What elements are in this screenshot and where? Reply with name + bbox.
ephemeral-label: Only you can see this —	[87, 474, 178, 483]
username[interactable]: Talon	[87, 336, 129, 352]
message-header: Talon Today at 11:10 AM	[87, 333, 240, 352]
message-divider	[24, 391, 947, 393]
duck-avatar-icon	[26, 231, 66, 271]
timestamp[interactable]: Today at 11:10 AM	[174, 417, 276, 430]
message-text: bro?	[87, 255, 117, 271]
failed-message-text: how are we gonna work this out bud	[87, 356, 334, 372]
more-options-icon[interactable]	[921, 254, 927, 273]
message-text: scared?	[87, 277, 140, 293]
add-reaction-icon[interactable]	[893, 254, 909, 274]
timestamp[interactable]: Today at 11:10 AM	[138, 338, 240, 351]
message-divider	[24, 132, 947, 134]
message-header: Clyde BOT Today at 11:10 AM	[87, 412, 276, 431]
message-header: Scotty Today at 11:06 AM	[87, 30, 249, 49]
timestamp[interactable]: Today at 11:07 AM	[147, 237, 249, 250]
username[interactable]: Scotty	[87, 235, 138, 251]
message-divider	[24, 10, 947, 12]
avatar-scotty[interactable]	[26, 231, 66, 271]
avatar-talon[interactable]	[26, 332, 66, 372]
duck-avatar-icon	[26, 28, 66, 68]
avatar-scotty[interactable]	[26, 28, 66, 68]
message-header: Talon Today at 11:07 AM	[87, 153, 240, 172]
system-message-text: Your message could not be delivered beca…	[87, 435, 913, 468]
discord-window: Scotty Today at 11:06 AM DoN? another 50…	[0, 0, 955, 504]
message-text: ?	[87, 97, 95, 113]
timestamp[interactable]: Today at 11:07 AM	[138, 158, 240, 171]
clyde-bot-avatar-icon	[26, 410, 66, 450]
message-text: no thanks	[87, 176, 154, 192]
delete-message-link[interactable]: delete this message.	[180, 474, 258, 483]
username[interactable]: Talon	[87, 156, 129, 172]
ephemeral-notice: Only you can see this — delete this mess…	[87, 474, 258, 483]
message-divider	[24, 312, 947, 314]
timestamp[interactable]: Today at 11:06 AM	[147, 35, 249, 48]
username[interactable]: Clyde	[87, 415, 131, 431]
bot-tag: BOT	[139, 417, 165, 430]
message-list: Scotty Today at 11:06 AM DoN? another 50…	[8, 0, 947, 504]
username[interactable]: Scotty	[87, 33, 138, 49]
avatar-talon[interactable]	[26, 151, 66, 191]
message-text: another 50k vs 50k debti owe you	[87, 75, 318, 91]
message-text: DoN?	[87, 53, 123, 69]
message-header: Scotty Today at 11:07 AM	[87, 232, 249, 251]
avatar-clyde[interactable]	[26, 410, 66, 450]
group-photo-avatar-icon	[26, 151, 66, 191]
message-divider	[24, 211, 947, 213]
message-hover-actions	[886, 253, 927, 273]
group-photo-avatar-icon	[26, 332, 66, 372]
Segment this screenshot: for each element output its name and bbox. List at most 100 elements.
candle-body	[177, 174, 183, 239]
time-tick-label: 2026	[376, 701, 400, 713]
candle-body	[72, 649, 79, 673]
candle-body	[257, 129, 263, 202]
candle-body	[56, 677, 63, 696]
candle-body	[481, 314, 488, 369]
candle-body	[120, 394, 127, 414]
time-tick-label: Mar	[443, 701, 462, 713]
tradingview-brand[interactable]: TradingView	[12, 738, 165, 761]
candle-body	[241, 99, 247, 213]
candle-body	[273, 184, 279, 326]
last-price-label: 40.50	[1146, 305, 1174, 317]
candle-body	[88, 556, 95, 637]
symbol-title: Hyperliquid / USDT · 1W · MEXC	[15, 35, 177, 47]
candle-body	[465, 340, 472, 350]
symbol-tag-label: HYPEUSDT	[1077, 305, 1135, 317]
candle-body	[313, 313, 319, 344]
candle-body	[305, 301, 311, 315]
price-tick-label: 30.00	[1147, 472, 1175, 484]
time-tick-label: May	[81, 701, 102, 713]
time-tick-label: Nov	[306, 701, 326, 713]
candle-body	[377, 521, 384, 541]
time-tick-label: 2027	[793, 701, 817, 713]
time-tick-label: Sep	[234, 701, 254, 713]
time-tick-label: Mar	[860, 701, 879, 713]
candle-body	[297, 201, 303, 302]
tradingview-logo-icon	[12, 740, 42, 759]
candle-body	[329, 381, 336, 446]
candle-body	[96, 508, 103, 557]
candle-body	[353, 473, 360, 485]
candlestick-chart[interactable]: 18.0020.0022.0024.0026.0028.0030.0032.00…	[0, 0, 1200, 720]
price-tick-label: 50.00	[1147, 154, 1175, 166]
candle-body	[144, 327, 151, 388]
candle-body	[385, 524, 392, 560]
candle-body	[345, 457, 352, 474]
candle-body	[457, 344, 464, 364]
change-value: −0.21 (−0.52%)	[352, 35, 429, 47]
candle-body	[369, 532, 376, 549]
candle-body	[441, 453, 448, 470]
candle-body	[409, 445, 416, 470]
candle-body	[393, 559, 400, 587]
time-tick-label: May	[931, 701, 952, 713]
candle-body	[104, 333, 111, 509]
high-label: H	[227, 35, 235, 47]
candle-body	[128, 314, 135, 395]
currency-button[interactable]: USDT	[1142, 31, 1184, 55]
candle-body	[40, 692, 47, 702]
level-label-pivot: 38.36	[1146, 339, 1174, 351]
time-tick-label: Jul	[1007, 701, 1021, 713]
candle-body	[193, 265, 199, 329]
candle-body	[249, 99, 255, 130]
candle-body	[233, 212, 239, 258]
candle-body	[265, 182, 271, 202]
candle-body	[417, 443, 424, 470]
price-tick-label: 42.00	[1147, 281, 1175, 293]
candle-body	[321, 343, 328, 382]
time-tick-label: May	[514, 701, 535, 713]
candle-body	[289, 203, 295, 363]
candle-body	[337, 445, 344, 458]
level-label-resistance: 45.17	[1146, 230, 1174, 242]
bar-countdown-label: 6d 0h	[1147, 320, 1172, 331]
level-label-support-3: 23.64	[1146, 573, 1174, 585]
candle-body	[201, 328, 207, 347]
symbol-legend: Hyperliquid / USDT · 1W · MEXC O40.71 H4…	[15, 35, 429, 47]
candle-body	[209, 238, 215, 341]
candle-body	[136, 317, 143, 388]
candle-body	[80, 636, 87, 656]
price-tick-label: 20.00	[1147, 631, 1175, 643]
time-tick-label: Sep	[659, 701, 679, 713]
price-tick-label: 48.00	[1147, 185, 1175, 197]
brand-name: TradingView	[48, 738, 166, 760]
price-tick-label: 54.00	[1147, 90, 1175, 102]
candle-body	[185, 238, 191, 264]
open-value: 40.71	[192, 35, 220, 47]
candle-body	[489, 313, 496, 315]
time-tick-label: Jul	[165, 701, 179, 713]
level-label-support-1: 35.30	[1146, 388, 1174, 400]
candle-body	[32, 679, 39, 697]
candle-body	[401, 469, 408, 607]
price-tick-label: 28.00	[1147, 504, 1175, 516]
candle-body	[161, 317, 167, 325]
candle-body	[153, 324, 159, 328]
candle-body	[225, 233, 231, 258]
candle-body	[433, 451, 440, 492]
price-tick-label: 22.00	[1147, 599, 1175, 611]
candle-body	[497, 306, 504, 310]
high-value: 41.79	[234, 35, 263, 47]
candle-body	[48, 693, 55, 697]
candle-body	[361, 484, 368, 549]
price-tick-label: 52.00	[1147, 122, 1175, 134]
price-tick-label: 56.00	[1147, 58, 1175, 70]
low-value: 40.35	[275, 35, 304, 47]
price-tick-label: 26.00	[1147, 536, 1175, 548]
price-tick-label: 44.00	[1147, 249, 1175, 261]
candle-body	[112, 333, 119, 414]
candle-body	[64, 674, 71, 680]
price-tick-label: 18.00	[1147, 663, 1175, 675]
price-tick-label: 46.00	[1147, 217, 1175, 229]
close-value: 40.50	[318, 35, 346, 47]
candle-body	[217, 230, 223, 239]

* _TASK_: Can you give everything from the start of the records down to the line containing "417, 276, 430]" as a Markdown table with the columns Row and Line, leaving out any blank lines?

* _SOLUTION_:
| Row | Line |
|---|---|
| 1 | What elements are in this screenshot and where? Reply with name + bbox. |
| 2 | ephemeral-label: Only you can see this —	[87, 474, 178, 483] |
| 3 | username[interactable]: Talon	[87, 336, 129, 352] |
| 4 | message-header: Talon Today at 11:10 AM	[87, 333, 240, 352] |
| 5 | message-divider	[24, 391, 947, 393] |
| 6 | duck-avatar-icon	[26, 231, 66, 271] |
| 7 | timestamp[interactable]: Today at 11:10 AM	[174, 417, 276, 430] |